:: PROMPT 1 ::
From the entries, give as a numbered list the lines from the one containing "Patent image size: (765, 627)." through the one containing "The toe F is at (395, 480).", inclusive, leaving out blank lines.

**** TEXT ****

I must say that Hagrid was hanging at the bar with Fr. Daniel and the rest of the cheery folks enjoying their robust conversation when "sinner" came in and tossed his cream pie across the room.
The good news - and it is Good News - is that there is no place we can go to escape God's love and redemption, it is always available, always wide and deep and long, not by our own merits, but on the merits of Jesus who Himself said on the cross, "Father, forgive them, they don't know what they are doing."
And on those merits there is hope for us all - Episcopal and Anglican - because He lives.
bb
Fr. Weir said,
"I am sad to see former friends no longer willing to be in communion with me".
Respectfully, this is the whole problem. It is not THEY who broke fellowship. It is not THEY who have walked away. It is not THEY who have brought unChristian innvoations into a formerly mainstream Church and called it Christianity. It is not THEY/US who are creating schism by calling attention to the wrongness of the actions of TEC's revisionists.
THEY have not destroyed the fellowship and communion. For the true answer, you should look elsewhere to determine who was allowed to run amok, unaccountable, unattended and unchallenged.
THEY did it. And in the process wounded and keep on wounding us all.

**** GIVEN RECORDS ****

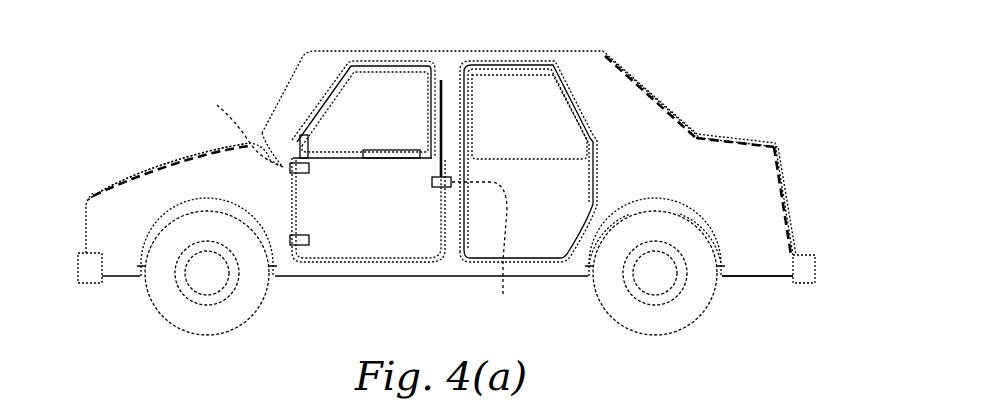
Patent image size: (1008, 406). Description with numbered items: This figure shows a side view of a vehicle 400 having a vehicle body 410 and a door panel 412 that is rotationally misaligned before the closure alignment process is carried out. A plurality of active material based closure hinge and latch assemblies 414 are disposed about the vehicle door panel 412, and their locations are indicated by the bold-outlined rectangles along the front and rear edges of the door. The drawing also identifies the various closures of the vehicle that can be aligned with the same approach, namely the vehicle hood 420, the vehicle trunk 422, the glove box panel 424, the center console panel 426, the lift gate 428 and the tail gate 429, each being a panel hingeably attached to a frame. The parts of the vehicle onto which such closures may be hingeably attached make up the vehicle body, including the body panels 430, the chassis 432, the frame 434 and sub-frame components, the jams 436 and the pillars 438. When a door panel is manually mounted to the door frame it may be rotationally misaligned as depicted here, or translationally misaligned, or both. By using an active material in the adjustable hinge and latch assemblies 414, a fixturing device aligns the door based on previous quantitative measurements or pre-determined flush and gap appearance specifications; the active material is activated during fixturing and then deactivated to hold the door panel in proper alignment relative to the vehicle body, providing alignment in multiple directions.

The vehicle 400 is at (700, 93).
The vehicle body 410 is at (185, 182).
The vehicle passenger door 412 is at (358, 202).
The active material based closure hinge and latch assemblies 414 is at (515, 300).
The vehicle hood 420 is at (175, 160).
The vehicle trunk 422 is at (730, 135).
The glove box panel 424 is at (308, 145).
The center console panel 426 is at (375, 150).
The lift gate 428 is at (637, 80).
The tail gate 429 is at (795, 212).
The body panel 430 is at (748, 247).
The chassis 432 is at (590, 268).
The frame 434 is at (717, 263).
The jam 436 is at (393, 262).
The pillar 438 is at (450, 112).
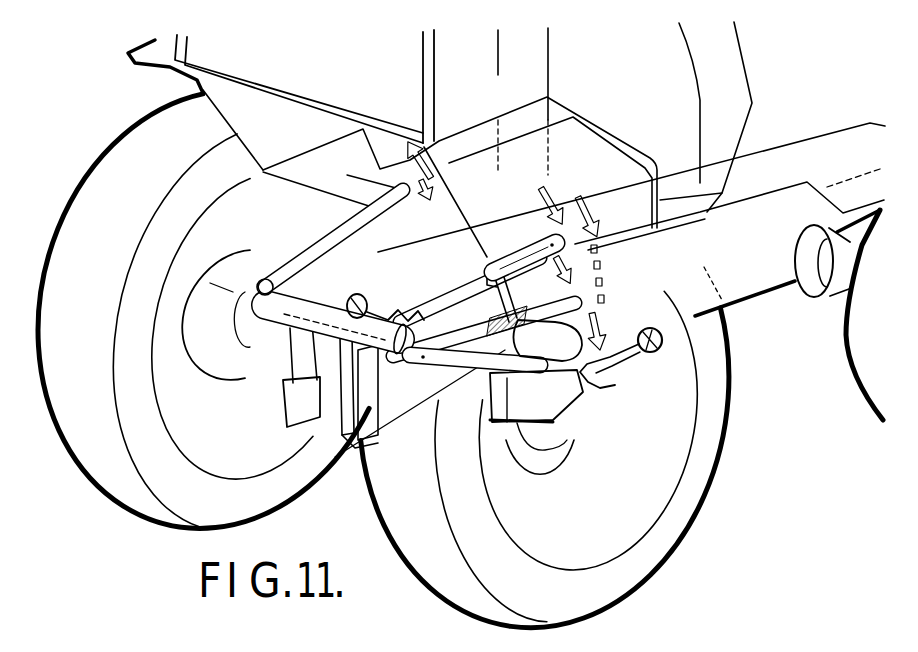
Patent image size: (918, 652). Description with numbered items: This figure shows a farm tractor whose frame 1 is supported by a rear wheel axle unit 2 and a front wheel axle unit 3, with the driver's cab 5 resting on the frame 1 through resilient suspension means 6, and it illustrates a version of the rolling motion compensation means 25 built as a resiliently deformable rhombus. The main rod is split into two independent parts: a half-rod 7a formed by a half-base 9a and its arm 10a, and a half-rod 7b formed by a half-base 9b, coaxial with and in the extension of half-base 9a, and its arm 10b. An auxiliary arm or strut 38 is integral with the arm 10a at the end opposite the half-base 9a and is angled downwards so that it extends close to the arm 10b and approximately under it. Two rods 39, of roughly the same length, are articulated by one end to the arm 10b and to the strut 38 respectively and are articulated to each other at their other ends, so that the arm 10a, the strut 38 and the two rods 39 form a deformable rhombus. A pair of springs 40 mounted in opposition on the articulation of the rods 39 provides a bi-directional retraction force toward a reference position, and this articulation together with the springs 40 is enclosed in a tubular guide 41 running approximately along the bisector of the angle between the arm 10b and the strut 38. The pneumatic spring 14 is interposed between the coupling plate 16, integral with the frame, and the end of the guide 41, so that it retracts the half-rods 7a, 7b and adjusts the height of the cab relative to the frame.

The frame 1 is at (758, 263).
The rear wheel axle unit 2 is at (689, 473).
The front wheel axle unit 3 is at (867, 360).
The driver's cab 5 is at (282, 90).
The resilient suspension means 6 is at (335, 352).
The half-rod 7a is at (270, 268).
The half-rod 7b is at (468, 280).
The half-base 9a is at (258, 305).
The half-base 9b is at (410, 396).
The arm 10a is at (312, 252).
The arm 10b is at (526, 250).
The pneumatic spring 14 is at (600, 377).
The coupling plate 16 is at (507, 400).
The rolling motion compensation means 25 is at (487, 257).
The auxiliary arm or strut 38 is at (475, 387).
The rods 39 is at (500, 356).
The springs 40 is at (438, 302).
The tubular guide 41 is at (605, 305).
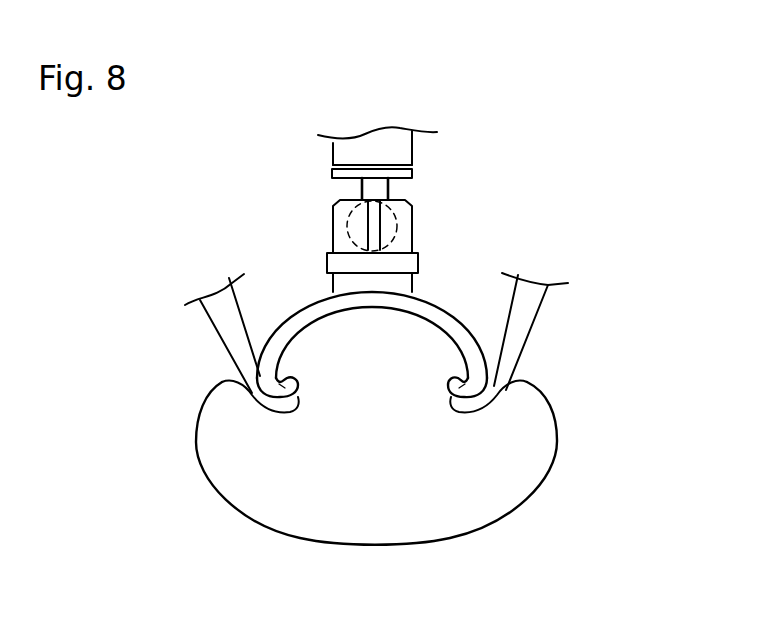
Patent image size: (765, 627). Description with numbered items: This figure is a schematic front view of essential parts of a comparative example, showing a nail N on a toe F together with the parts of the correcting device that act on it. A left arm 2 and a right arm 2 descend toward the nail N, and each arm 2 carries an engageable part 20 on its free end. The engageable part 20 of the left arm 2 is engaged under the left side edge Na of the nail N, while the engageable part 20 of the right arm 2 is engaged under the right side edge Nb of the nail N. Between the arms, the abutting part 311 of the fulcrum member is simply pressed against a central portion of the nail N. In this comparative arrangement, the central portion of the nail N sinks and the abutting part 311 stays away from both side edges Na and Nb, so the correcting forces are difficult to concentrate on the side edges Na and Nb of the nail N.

The abutting part 311 is at (395, 285).
The nail N is at (377, 308).
The left side edge Na is at (260, 401).
The right side edge Nb is at (497, 390).
The arm 2 is at (212, 324).
The engageable part 20 is at (300, 408).
The toe F is at (395, 480).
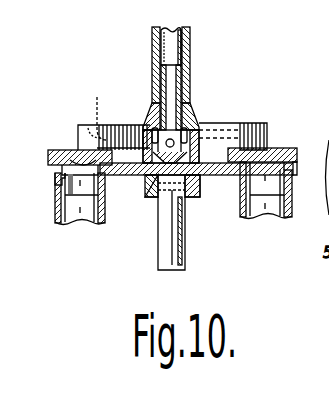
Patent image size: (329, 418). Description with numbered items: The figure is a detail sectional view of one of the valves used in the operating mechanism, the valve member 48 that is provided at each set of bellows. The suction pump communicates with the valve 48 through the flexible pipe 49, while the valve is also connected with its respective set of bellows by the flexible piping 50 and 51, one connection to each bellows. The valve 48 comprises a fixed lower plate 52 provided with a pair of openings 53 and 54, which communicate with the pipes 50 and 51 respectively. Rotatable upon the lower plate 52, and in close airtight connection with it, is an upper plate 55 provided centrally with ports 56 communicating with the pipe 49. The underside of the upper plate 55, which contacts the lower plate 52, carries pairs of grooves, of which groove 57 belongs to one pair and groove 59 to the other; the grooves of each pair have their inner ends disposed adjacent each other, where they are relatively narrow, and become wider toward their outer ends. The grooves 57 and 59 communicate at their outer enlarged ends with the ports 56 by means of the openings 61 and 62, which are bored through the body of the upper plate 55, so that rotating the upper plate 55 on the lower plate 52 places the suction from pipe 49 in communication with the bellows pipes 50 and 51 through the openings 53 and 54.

The valve member 48 is at (297, 165).
The flexible pipe 49 is at (186, 47).
The flexible piping 50 is at (56, 216).
The flexible piping 51 is at (242, 219).
The fixed lower plate 52 is at (209, 174).
The opening 53 is at (56, 182).
The opening 54 is at (291, 188).
The upper plate 55 is at (73, 152).
The ports 56 is at (155, 128).
The groove 57 is at (88, 150).
The groove 59 is at (252, 160).
The opening 61 is at (96, 111).
The opening 62 is at (223, 137).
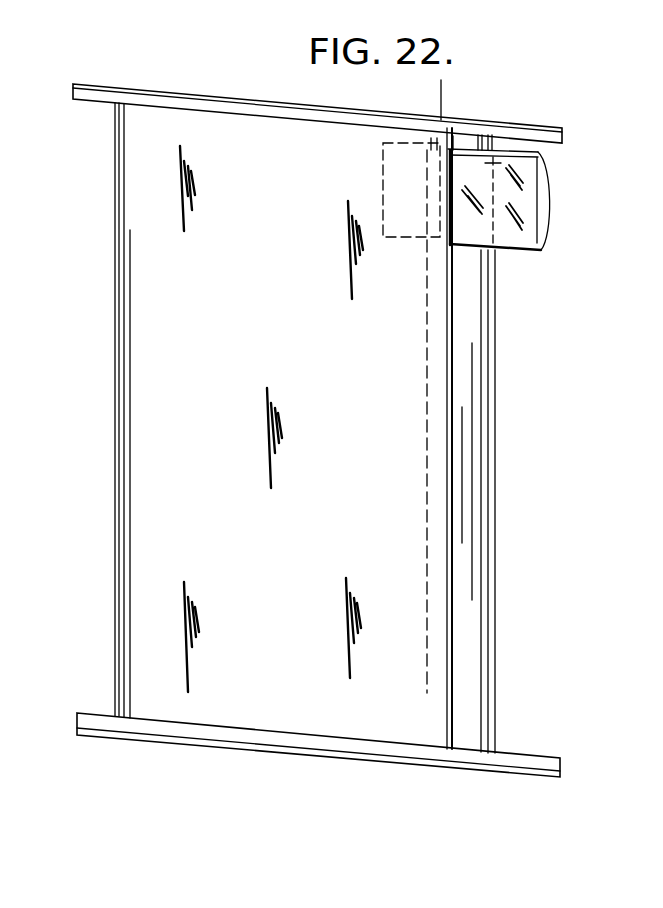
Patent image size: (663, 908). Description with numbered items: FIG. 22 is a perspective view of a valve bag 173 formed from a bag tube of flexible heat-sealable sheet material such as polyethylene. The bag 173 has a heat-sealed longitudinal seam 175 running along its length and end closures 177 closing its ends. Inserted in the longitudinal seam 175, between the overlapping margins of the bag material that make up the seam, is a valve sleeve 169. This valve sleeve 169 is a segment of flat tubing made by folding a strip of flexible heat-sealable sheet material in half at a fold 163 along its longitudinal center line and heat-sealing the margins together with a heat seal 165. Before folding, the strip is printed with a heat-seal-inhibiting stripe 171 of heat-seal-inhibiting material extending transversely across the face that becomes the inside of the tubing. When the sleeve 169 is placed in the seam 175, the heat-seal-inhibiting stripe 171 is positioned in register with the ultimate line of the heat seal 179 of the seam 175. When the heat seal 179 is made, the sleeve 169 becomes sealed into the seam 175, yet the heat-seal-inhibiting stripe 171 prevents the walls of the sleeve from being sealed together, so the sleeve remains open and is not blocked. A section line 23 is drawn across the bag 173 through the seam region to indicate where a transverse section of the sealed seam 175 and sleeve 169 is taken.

The end closures 177 is at (207, 93).
The bag 173 is at (308, 360).
The heat-seal-inhibiting stripe 171 is at (432, 192).
The longitudinal seam 175 is at (448, 534).
The heat seal 179 is at (447, 572).
The fold 163 is at (541, 152).
The valve sleeve 169 is at (549, 190).
The heat seal 165 is at (527, 247).
The section line 23 is at (419, 92).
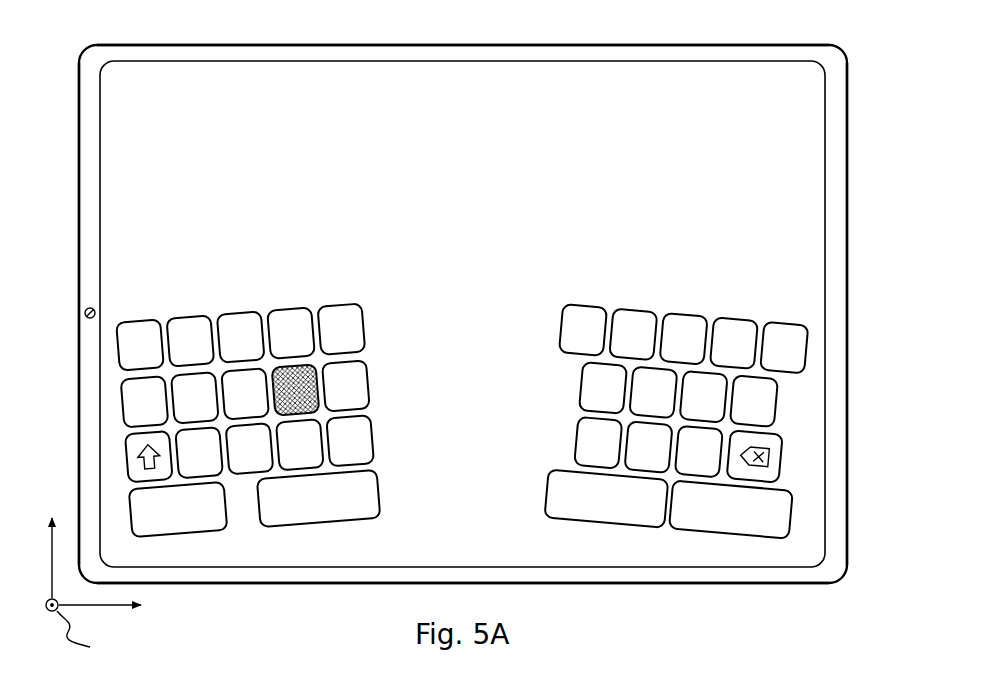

****

:: PROMPT 2 ::
Answer these about the text:
(a) With whom was Hagrid hanging at the bar?
(b) What did "sinner" toss across the room?
(c) Who said, "I am sad to see former friends no longer willing to be in communion with me"?

:: COMPLETE OUTPUT 1 ::
1. Patent image size: (765, 627). Description with numbered items: This figure is a schematic front view of essential parts of a comparative example, showing a nail N on a toe F together with the parts of the correcting device that act on it. A left arm 2 and a right arm 2 descend toward the nail N, and each arm 2 carries an engageable part 20 on its free end. The engageable part 20 of the left arm 2 is engaged under the left side edge Na of the nail N, while the engageable part 20 of the right arm 2 is engaged under the right side edge Nb of the nail N. Between the arms, the abutting part 311 of the fulcrum member is simply pressed against a central portion of the nail N. In this comparative arrangement, the central portion of the nail N sinks and the abutting part 311 stays away from both side edges Na and Nb, so the correcting forces are difficult to concentrate on the side edges Na and Nb of the nail N.
2. The abutting part 311 is at (395, 285).
3. The nail N is at (377, 308).
4. The left side edge Na is at (260, 401).
5. The right side edge Nb is at (497, 390).
6. The arm 2 is at (212, 324).
7. The engageable part 20 is at (300, 408).
8. The toe F is at (395, 480).

:: COMPLETE OUTPUT 2 ::
(a) Fr. Daniel and the rest of the cheery folks
(b) His cream pie
(c) Fr. Weir